## [WHAT NEEDS TO BE DONE]
Reproduce every entry below precisely. Pictures are excluded from the copy.

▬▬▬▬▬▬

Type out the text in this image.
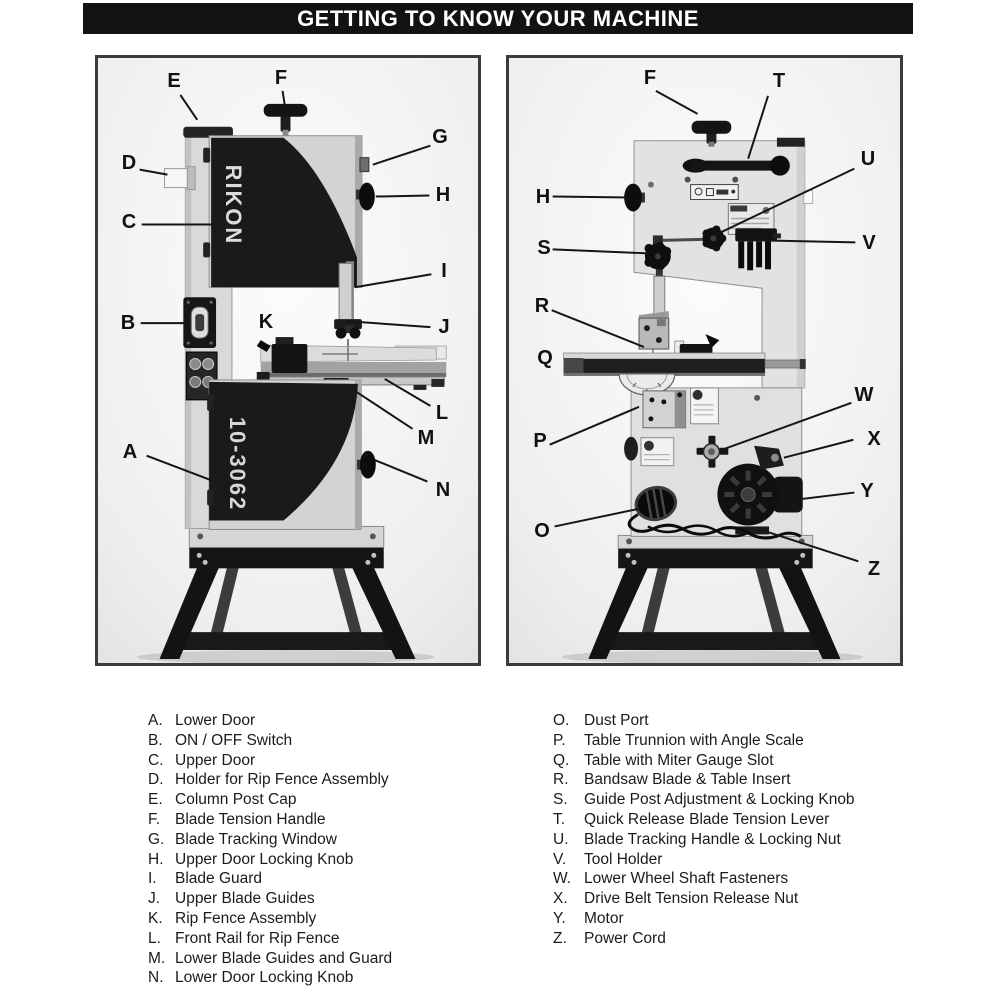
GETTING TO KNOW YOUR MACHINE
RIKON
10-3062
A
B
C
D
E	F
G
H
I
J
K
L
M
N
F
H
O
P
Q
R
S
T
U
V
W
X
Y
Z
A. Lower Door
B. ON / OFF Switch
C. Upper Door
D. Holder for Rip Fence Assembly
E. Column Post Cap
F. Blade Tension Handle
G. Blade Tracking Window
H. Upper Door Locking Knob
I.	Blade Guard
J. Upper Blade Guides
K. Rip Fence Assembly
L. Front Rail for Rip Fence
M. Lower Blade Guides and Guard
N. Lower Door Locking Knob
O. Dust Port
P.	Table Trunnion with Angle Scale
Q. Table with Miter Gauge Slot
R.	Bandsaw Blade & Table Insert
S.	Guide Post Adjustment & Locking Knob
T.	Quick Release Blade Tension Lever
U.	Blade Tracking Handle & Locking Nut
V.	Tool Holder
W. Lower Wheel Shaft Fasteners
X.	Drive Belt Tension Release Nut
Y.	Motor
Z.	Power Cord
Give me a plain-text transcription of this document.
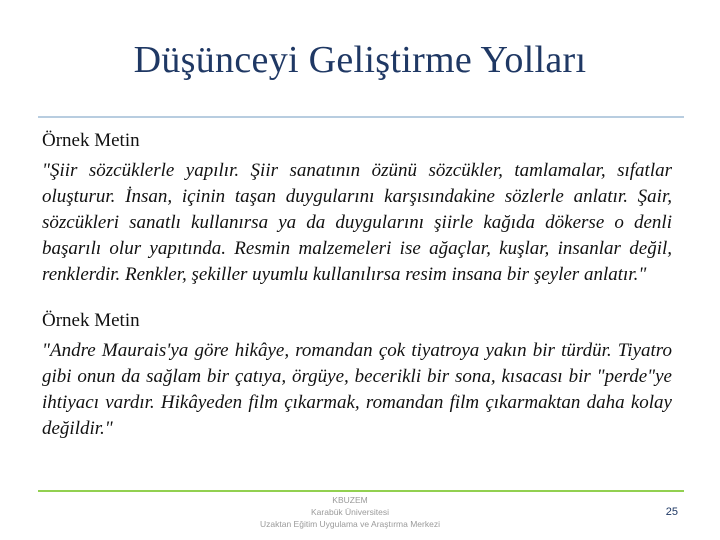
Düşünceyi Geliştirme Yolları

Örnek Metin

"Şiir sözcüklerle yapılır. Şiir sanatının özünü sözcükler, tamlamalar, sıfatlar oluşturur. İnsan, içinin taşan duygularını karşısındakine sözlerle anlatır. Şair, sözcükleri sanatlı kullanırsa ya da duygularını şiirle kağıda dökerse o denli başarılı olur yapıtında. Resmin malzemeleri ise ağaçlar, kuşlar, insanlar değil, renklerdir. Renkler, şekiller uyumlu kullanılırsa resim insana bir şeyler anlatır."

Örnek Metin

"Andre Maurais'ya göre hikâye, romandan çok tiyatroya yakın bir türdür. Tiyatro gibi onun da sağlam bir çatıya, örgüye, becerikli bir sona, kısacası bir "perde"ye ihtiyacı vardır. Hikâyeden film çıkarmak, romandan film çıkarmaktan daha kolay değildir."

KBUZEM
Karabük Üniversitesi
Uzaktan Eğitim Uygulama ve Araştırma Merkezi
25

▬▬▬▬▬▬

## [OUTPUT OF THE EXERCISE]
Type out the text in this image.
GETTING TO KNOW YOUR MACHINE
RIKON
10-3062
A
B
C
D
E	F
G
H
I
J
K
L
M
N
F
H
O
P
Q
R
S
T
U
V
W
X
Y
Z
A. Lower Door
B. ON / OFF Switch
C. Upper Door
D. Holder for Rip Fence Assembly
E. Column Post Cap
F. Blade Tension Handle
G. Blade Tracking Window
H. Upper Door Locking Knob
I.	Blade Guard
J. Upper Blade Guides
K. Rip Fence Assembly
L. Front Rail for Rip Fence
M. Lower Blade Guides and Guard
N. Lower Door Locking Knob
O. Dust Port
P.	Table Trunnion with Angle Scale
Q. Table with Miter Gauge Slot
R.	Bandsaw Blade & Table Insert
S.	Guide Post Adjustment & Locking Knob
T.	Quick Release Blade Tension Lever
U.	Blade Tracking Handle & Locking Nut
V.	Tool Holder
W. Lower Wheel Shaft Fasteners
X.	Drive Belt Tension Release Nut
Y.	Motor
Z.	Power Cord
Give me a plain-text transcription of this document.
Düşünceyi Geliştirme Yolları

Örnek Metin

"Şiir sözcüklerle yapılır. Şiir sanatının özünü sözcükler, tamlamalar, sıfatlar oluşturur. İnsan, içinin taşan duygularını karşısındakine sözlerle anlatır. Şair, sözcükleri sanatlı kullanırsa ya da duygularını şiirle kağıda dökerse o denli başarılı olur yapıtında. Resmin malzemeleri ise ağaçlar, kuşlar, insanlar değil, renklerdir. Renkler, şekiller uyumlu kullanılırsa resim insana bir şeyler anlatır."

Örnek Metin

"Andre Maurais'ya göre hikâye, romandan çok tiyatroya yakın bir türdür. Tiyatro gibi onun da sağlam bir çatıya, örgüye, becerikli bir sona, kısacası bir "perde"ye ihtiyacı vardır. Hikâyeden film çıkarmak, romandan film çıkarmaktan daha kolay değildir."

KBUZEM
Karabük Üniversitesi
Uzaktan Eğitim Uygulama ve Araştırma Merkezi
25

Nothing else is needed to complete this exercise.